— BEGIN —

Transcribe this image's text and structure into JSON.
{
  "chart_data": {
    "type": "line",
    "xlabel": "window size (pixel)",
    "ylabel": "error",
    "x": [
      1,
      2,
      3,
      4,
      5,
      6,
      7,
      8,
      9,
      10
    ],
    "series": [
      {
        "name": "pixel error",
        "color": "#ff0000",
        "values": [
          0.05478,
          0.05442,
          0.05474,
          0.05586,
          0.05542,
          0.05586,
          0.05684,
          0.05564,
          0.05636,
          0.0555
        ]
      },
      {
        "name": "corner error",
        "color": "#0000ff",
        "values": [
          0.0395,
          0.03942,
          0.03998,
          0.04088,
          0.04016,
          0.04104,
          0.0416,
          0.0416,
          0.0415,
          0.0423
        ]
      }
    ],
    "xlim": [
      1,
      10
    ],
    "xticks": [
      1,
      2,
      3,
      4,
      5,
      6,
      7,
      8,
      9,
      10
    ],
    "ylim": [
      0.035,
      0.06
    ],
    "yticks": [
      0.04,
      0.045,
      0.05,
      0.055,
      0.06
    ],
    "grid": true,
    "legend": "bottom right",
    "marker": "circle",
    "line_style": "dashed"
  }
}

— END —

▶ Written exercise
All of the data above should be transcribed exactly.

▶ The solution
Transcribe this image's text and structure into JSON.
{
  "chart_data": {
    "type": "line",
    "xlabel": "window size (pixel)",
    "ylabel": "error",
    "x": [
      1,
      2,
      3,
      4,
      5,
      6,
      7,
      8,
      9,
      10
    ],
    "series": [
      {
        "name": "pixel error",
        "color": "#ff0000",
        "values": [
          0.05478,
          0.05442,
          0.05474,
          0.05586,
          0.05542,
          0.05586,
          0.05684,
          0.05564,
          0.05636,
          0.0555
        ]
      },
      {
        "name": "corner error",
        "color": "#0000ff",
        "values": [
          0.0395,
          0.03942,
          0.03998,
          0.04088,
          0.04016,
          0.04104,
          0.0416,
          0.0416,
          0.0415,
          0.0423
        ]
      }
    ],
    "xlim": [
      1,
      10
    ],
    "xticks": [
      1,
      2,
      3,
      4,
      5,
      6,
      7,
      8,
      9,
      10
    ],
    "ylim": [
      0.035,
      0.06
    ],
    "yticks": [
      0.04,
      0.045,
      0.05,
      0.055,
      0.06
    ],
    "grid": true,
    "legend": "bottom right",
    "marker": "circle",
    "line_style": "dashed"
  }
}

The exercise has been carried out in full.